- [AIM] Give the material once more, word for word, without any images.

- [RECORDS FOR THIS TASK]
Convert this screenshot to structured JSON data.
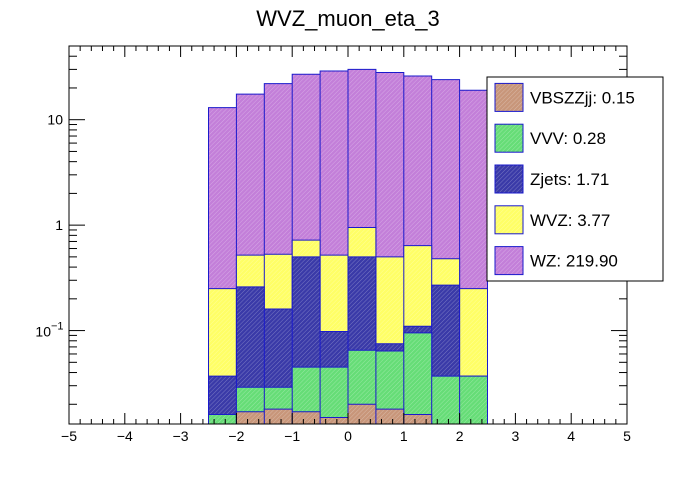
{
  "chart_data": {
    "type": "area",
    "title": "WVZ_muon_eta_3",
    "xlabel": "",
    "ylabel": "",
    "xlim": [
      -5,
      5
    ],
    "ylim": [
      0.013,
      50
    ],
    "yscale": "log",
    "stacked": true,
    "x_ticks": [
      "−5",
      "−4",
      "−3",
      "−2",
      "−1",
      "0",
      "1",
      "2",
      "3",
      "4",
      "5"
    ],
    "y_ticks": [
      {
        "value": 0.1,
        "base": "10",
        "exp": "−1"
      },
      {
        "value": 1,
        "base": "1",
        "exp": ""
      },
      {
        "value": 10,
        "base": "10",
        "exp": ""
      }
    ],
    "bin_edges": [
      -2.5,
      -2.0,
      -1.5,
      -1.0,
      -0.5,
      0.0,
      0.5,
      1.0,
      1.5,
      2.0,
      2.5
    ],
    "series": [
      {
        "name": "WZ",
        "legend": "WZ: 219.90",
        "color": "#c37fd9",
        "cumulative": [
          13.0,
          17.5,
          22.0,
          27.0,
          29.0,
          30.0,
          28.0,
          26.0,
          24.0,
          19.0
        ]
      },
      {
        "name": "WVZ",
        "legend": "WVZ: 3.77",
        "color": "#ffff66",
        "cumulative": [
          0.25,
          0.52,
          0.53,
          0.72,
          0.52,
          0.95,
          0.5,
          0.64,
          0.48,
          0.25
        ]
      },
      {
        "name": "Zjets",
        "legend": "Zjets: 1.71",
        "color": "#3a3aa8",
        "cumulative": [
          0.037,
          0.26,
          0.16,
          0.5,
          0.098,
          0.5,
          0.075,
          0.11,
          0.27,
          0.037
        ]
      },
      {
        "name": "VVV",
        "legend": "VVV: 0.28",
        "color": "#66dd77",
        "cumulative": [
          0.016,
          0.029,
          0.029,
          0.045,
          0.045,
          0.065,
          0.064,
          0.095,
          0.037,
          0.037
        ]
      },
      {
        "name": "VBSZZjj",
        "legend": "VBSZZjj: 0.15",
        "color": "#c8967a",
        "cumulative": [
          0.0,
          0.017,
          0.018,
          0.017,
          0.015,
          0.02,
          0.018,
          0.016,
          0.0,
          0.0
        ]
      }
    ],
    "legend_order": [
      "VBSZZjj",
      "VVV",
      "Zjets",
      "WVZ",
      "WZ"
    ],
    "legend_position": "top-right",
    "grid": false
  }
}
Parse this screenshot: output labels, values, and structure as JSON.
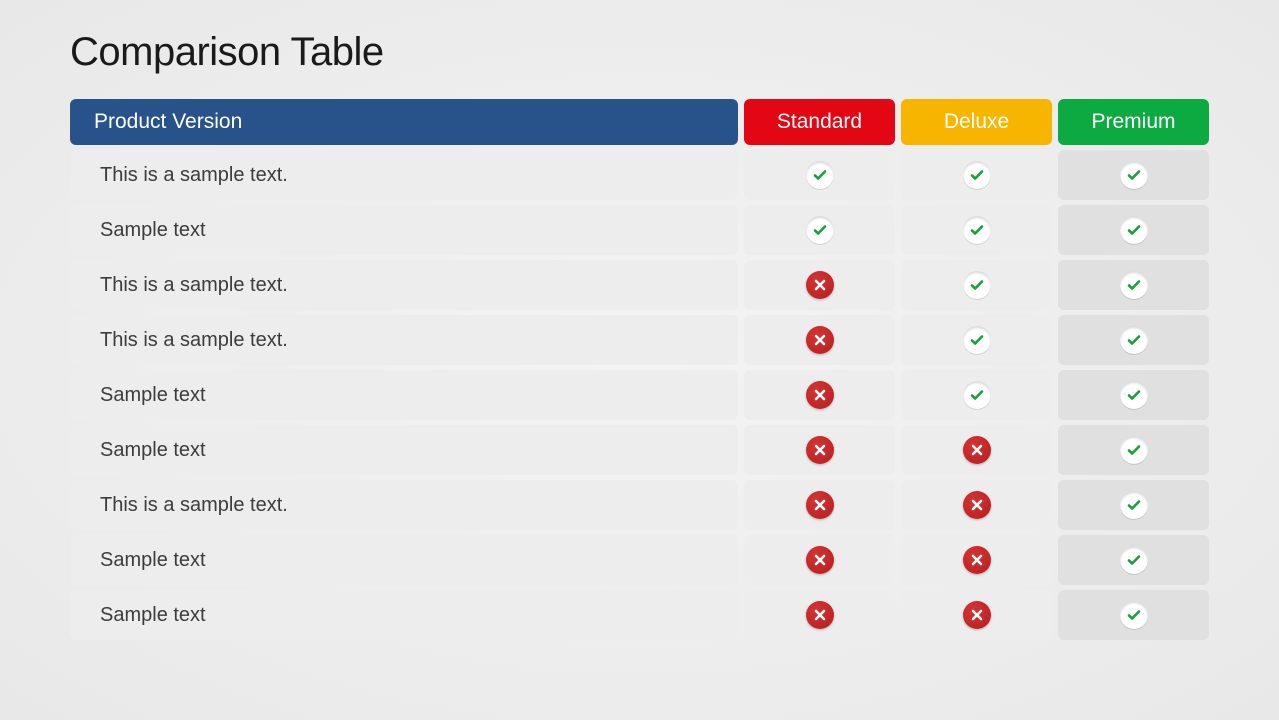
{
  "title": "Comparison Table",
  "header": {
    "feature_label": "Product Version",
    "feature_bg": "#27538a",
    "plans": [
      {
        "label": "Standard",
        "bg": "#e30613"
      },
      {
        "label": "Deluxe",
        "bg": "#f7b500"
      },
      {
        "label": "Premium",
        "bg": "#0caa41"
      }
    ]
  },
  "rows": [
    {
      "feature": "This is a sample text.",
      "values": [
        true,
        true,
        true
      ]
    },
    {
      "feature": "Sample text",
      "values": [
        true,
        true,
        true
      ]
    },
    {
      "feature": "This is a sample text.",
      "values": [
        false,
        true,
        true
      ]
    },
    {
      "feature": "This is a sample text.",
      "values": [
        false,
        true,
        true
      ]
    },
    {
      "feature": "Sample text",
      "values": [
        false,
        true,
        true
      ]
    },
    {
      "feature": "Sample text",
      "values": [
        false,
        false,
        true
      ]
    },
    {
      "feature": "This is a sample text.",
      "values": [
        false,
        false,
        true
      ]
    },
    {
      "feature": "Sample text",
      "values": [
        false,
        false,
        true
      ]
    },
    {
      "feature": "Sample text",
      "values": [
        false,
        false,
        true
      ]
    }
  ],
  "style": {
    "check_color": "#1a9e3f",
    "cross_color": "#ffffff",
    "row_bg": "#ededed",
    "row_bg_alt": "#e0e0e0"
  }
}
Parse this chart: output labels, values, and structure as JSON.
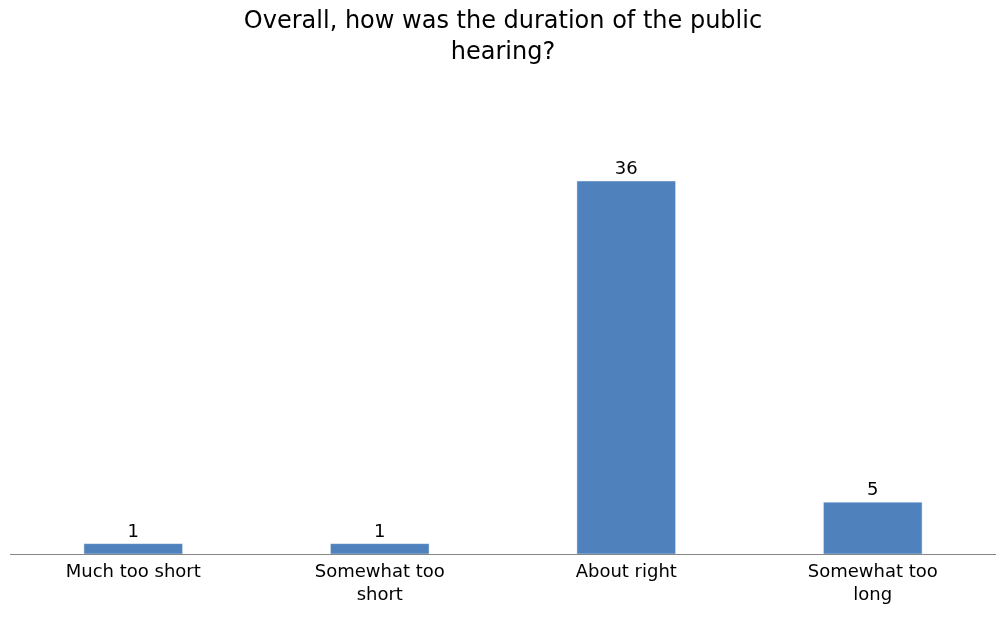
{
  "chart_data": {
    "type": "bar",
    "title": "Overall, how was the duration of the public hearing?",
    "categories": [
      "Much too short",
      "Somewhat too short",
      "About right",
      "Somewhat too long"
    ],
    "values": [
      1,
      1,
      36,
      5
    ],
    "color": "#4f81bd",
    "data_labels": true,
    "legend": false
  }
}
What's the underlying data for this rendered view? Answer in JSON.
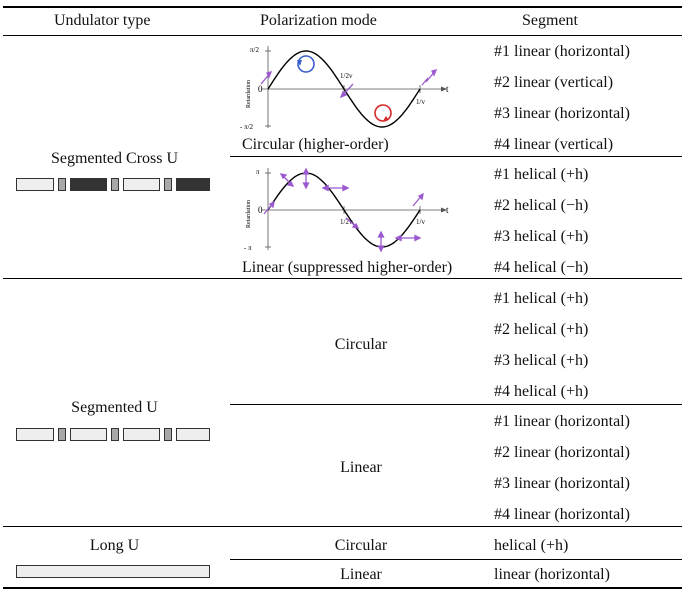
{
  "headers": {
    "undulator_type": "Undulator type",
    "polarization_mode": "Polarization mode",
    "segment": "Segment"
  },
  "rows": [
    {
      "undulator": "Segmented Cross U",
      "modes": [
        {
          "label": "Circular (higher-order)",
          "figure": {
            "y_axis_label": "Retardation",
            "y_top": "π/2",
            "y_bottom": "- π/2",
            "y_zero": "0",
            "x_half": "1/2v",
            "x_full": "1/v",
            "x_axis": "t",
            "icons": [
              "circle-left-handed-icon",
              "circle-right-handed-icon",
              "arrow-diagonal-icon"
            ]
          },
          "segments": [
            "#1 linear (horizontal)",
            "#2 linear (vertical)",
            "#3 linear (horizontal)",
            "#4 linear (vertical)"
          ]
        },
        {
          "label": "Linear (suppressed higher-order)",
          "figure": {
            "y_axis_label": "Retardation",
            "y_top": "π",
            "y_bottom": "- π",
            "y_zero": "0",
            "x_half": "1/2v",
            "x_full": "1/v",
            "x_axis": "t",
            "icons": [
              "arrow-diagonal-icon",
              "arrow-vertical-icon",
              "arrow-horizontal-icon"
            ]
          },
          "segments": [
            "#1 helical (+h)",
            "#2 helical (−h)",
            "#3 helical (+h)",
            "#4 helical (−h)"
          ]
        }
      ]
    },
    {
      "undulator": "Segmented U",
      "modes": [
        {
          "label": "Circular",
          "segments": [
            "#1 helical (+h)",
            "#2 helical (+h)",
            "#3 helical (+h)",
            "#4 helical (+h)"
          ]
        },
        {
          "label": "Linear",
          "segments": [
            "#1 linear (horizontal)",
            "#2 linear (horizontal)",
            "#3 linear (horizontal)",
            "#4 linear (horizontal)"
          ]
        }
      ]
    },
    {
      "undulator": "Long U",
      "modes": [
        {
          "label": "Circular",
          "segments": [
            "helical (+h)"
          ]
        },
        {
          "label": "Linear",
          "segments": [
            "linear (horizontal)"
          ]
        }
      ]
    }
  ],
  "colors": {
    "curve": "#000000",
    "arrow": "#9b59d0",
    "circle_left": "#3a5fcd",
    "circle_right": "#d62828",
    "magnet_light": "#eeeeee",
    "magnet_gray": "#a8a8a8",
    "magnet_dark": "#333333"
  }
}
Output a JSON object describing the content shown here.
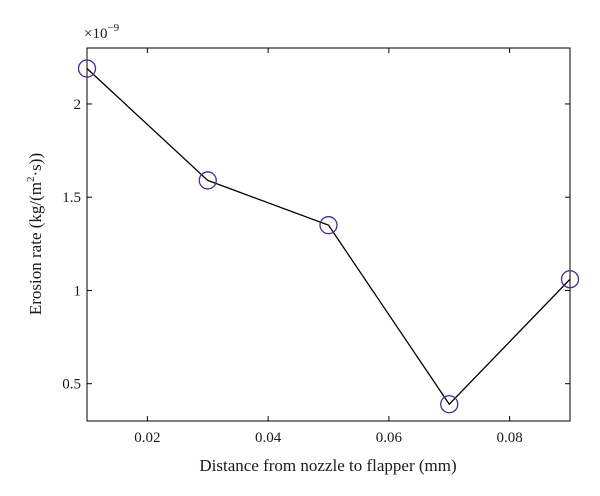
{
  "chart_data": {
    "type": "line",
    "title": "",
    "xlabel": "Distance from nozzle to flapper (mm)",
    "ylabel_main": "Erosion rate (kg/(m",
    "ylabel_sup": "2",
    "ylabel_end": "·s))",
    "y_multiplier": "×10",
    "y_multiplier_exp": "−9",
    "xlim": [
      0.01,
      0.09
    ],
    "ylim": [
      0.3,
      2.3
    ],
    "xticks": [
      0.02,
      0.04,
      0.06,
      0.08
    ],
    "xtick_labels": [
      "0.02",
      "0.04",
      "0.06",
      "0.08"
    ],
    "yticks": [
      0.5,
      1,
      1.5,
      2
    ],
    "ytick_labels": [
      "0.5",
      "1",
      "1.5",
      "2"
    ],
    "grid": false,
    "series": [
      {
        "x": [
          0.01,
          0.03,
          0.05,
          0.07,
          0.09
        ],
        "y": [
          2.19,
          1.59,
          1.35,
          0.39,
          1.06
        ],
        "line_color": "#000000",
        "marker": "circle",
        "marker_color": "#4b2a8c"
      }
    ]
  }
}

- [FULL SOLUTION]
Convert this screenshot to structured JSON data.
{
  "chart_data": {
    "type": "area",
    "title": "WVZ_muon_eta_3",
    "xlabel": "",
    "ylabel": "",
    "xlim": [
      -5,
      5
    ],
    "ylim": [
      0.013,
      50
    ],
    "yscale": "log",
    "stacked": true,
    "x_ticks": [
      "−5",
      "−4",
      "−3",
      "−2",
      "−1",
      "0",
      "1",
      "2",
      "3",
      "4",
      "5"
    ],
    "y_ticks": [
      {
        "value": 0.1,
        "base": "10",
        "exp": "−1"
      },
      {
        "value": 1,
        "base": "1",
        "exp": ""
      },
      {
        "value": 10,
        "base": "10",
        "exp": ""
      }
    ],
    "bin_edges": [
      -2.5,
      -2.0,
      -1.5,
      -1.0,
      -0.5,
      0.0,
      0.5,
      1.0,
      1.5,
      2.0,
      2.5
    ],
    "series": [
      {
        "name": "WZ",
        "legend": "WZ: 219.90",
        "color": "#c37fd9",
        "cumulative": [
          13.0,
          17.5,
          22.0,
          27.0,
          29.0,
          30.0,
          28.0,
          26.0,
          24.0,
          19.0
        ]
      },
      {
        "name": "WVZ",
        "legend": "WVZ: 3.77",
        "color": "#ffff66",
        "cumulative": [
          0.25,
          0.52,
          0.53,
          0.72,
          0.52,
          0.95,
          0.5,
          0.64,
          0.48,
          0.25
        ]
      },
      {
        "name": "Zjets",
        "legend": "Zjets: 1.71",
        "color": "#3a3aa8",
        "cumulative": [
          0.037,
          0.26,
          0.16,
          0.5,
          0.098,
          0.5,
          0.075,
          0.11,
          0.27,
          0.037
        ]
      },
      {
        "name": "VVV",
        "legend": "VVV: 0.28",
        "color": "#66dd77",
        "cumulative": [
          0.016,
          0.029,
          0.029,
          0.045,
          0.045,
          0.065,
          0.064,
          0.095,
          0.037,
          0.037
        ]
      },
      {
        "name": "VBSZZjj",
        "legend": "VBSZZjj: 0.15",
        "color": "#c8967a",
        "cumulative": [
          0.0,
          0.017,
          0.018,
          0.017,
          0.015,
          0.02,
          0.018,
          0.016,
          0.0,
          0.0
        ]
      }
    ],
    "legend_order": [
      "VBSZZjj",
      "VVV",
      "Zjets",
      "WVZ",
      "WZ"
    ],
    "legend_position": "top-right",
    "grid": false
  }
}
Parse this screenshot: output labels, values, and structure as JSON.
{
  "title": "Comparison Table",
  "header": {
    "feature_label": "Product Version",
    "feature_bg": "#27538a",
    "plans": [
      {
        "label": "Standard",
        "bg": "#e30613"
      },
      {
        "label": "Deluxe",
        "bg": "#f7b500"
      },
      {
        "label": "Premium",
        "bg": "#0caa41"
      }
    ]
  },
  "rows": [
    {
      "feature": "This is a sample text.",
      "values": [
        true,
        true,
        true
      ]
    },
    {
      "feature": "Sample text",
      "values": [
        true,
        true,
        true
      ]
    },
    {
      "feature": "This is a sample text.",
      "values": [
        false,
        true,
        true
      ]
    },
    {
      "feature": "This is a sample text.",
      "values": [
        false,
        true,
        true
      ]
    },
    {
      "feature": "Sample text",
      "values": [
        false,
        true,
        true
      ]
    },
    {
      "feature": "Sample text",
      "values": [
        false,
        false,
        true
      ]
    },
    {
      "feature": "This is a sample text.",
      "values": [
        false,
        false,
        true
      ]
    },
    {
      "feature": "Sample text",
      "values": [
        false,
        false,
        true
      ]
    },
    {
      "feature": "Sample text",
      "values": [
        false,
        false,
        true
      ]
    }
  ],
  "style": {
    "check_color": "#1a9e3f",
    "cross_color": "#ffffff",
    "row_bg": "#ededed",
    "row_bg_alt": "#e0e0e0"
  }
}
Parse this chart: output labels, values, and structure as JSON.
{
  "chart_data": {
    "type": "bar",
    "title": "Overall, how was the duration of the public hearing?",
    "categories": [
      "Much too short",
      "Somewhat too short",
      "About right",
      "Somewhat too long"
    ],
    "values": [
      1,
      1,
      36,
      5
    ],
    "color": "#4f81bd",
    "data_labels": true,
    "legend": false
  }
}
What's the underlying data for this rendered view? Answer in JSON.
{
  "headers": {
    "undulator_type": "Undulator type",
    "polarization_mode": "Polarization mode",
    "segment": "Segment"
  },
  "rows": [
    {
      "undulator": "Segmented Cross U",
      "modes": [
        {
          "label": "Circular (higher-order)",
          "figure": {
            "y_axis_label": "Retardation",
            "y_top": "π/2",
            "y_bottom": "- π/2",
            "y_zero": "0",
            "x_half": "1/2v",
            "x_full": "1/v",
            "x_axis": "t",
            "icons": [
              "circle-left-handed-icon",
              "circle-right-handed-icon",
              "arrow-diagonal-icon"
            ]
          },
          "segments": [
            "#1 linear (horizontal)",
            "#2 linear (vertical)",
            "#3 linear (horizontal)",
            "#4 linear (vertical)"
          ]
        },
        {
          "label": "Linear (suppressed higher-order)",
          "figure": {
            "y_axis_label": "Retardation",
            "y_top": "π",
            "y_bottom": "- π",
            "y_zero": "0",
            "x_half": "1/2v",
            "x_full": "1/v",
            "x_axis": "t",
            "icons": [
              "arrow-diagonal-icon",
              "arrow-vertical-icon",
              "arrow-horizontal-icon"
            ]
          },
          "segments": [
            "#1 helical (+h)",
            "#2 helical (−h)",
            "#3 helical (+h)",
            "#4 helical (−h)"
          ]
        }
      ]
    },
    {
      "undulator": "Segmented U",
      "modes": [
        {
          "label": "Circular",
          "segments": [
            "#1 helical (+h)",
            "#2 helical (+h)",
            "#3 helical (+h)",
            "#4 helical (+h)"
          ]
        },
        {
          "label": "Linear",
          "segments": [
            "#1 linear (horizontal)",
            "#2 linear (horizontal)",
            "#3 linear (horizontal)",
            "#4 linear (horizontal)"
          ]
        }
      ]
    },
    {
      "undulator": "Long U",
      "modes": [
        {
          "label": "Circular",
          "segments": [
            "helical (+h)"
          ]
        },
        {
          "label": "Linear",
          "segments": [
            "linear (horizontal)"
          ]
        }
      ]
    }
  ],
  "colors": {
    "curve": "#000000",
    "arrow": "#9b59d0",
    "circle_left": "#3a5fcd",
    "circle_right": "#d62828",
    "magnet_light": "#eeeeee",
    "magnet_gray": "#a8a8a8",
    "magnet_dark": "#333333"
  }
}
Output a JSON object describing the content shown here.
{
  "chart_data": {
    "type": "line",
    "title": "",
    "xlabel": "Distance from nozzle to flapper (mm)",
    "ylabel_main": "Erosion rate (kg/(m",
    "ylabel_sup": "2",
    "ylabel_end": "·s))",
    "y_multiplier": "×10",
    "y_multiplier_exp": "−9",
    "xlim": [
      0.01,
      0.09
    ],
    "ylim": [
      0.3,
      2.3
    ],
    "xticks": [
      0.02,
      0.04,
      0.06,
      0.08
    ],
    "xtick_labels": [
      "0.02",
      "0.04",
      "0.06",
      "0.08"
    ],
    "yticks": [
      0.5,
      1,
      1.5,
      2
    ],
    "ytick_labels": [
      "0.5",
      "1",
      "1.5",
      "2"
    ],
    "grid": false,
    "series": [
      {
        "x": [
          0.01,
          0.03,
          0.05,
          0.07,
          0.09
        ],
        "y": [
          2.19,
          1.59,
          1.35,
          0.39,
          1.06
        ],
        "line_color": "#000000",
        "marker": "circle",
        "marker_color": "#4b2a8c"
      }
    ]
  }
}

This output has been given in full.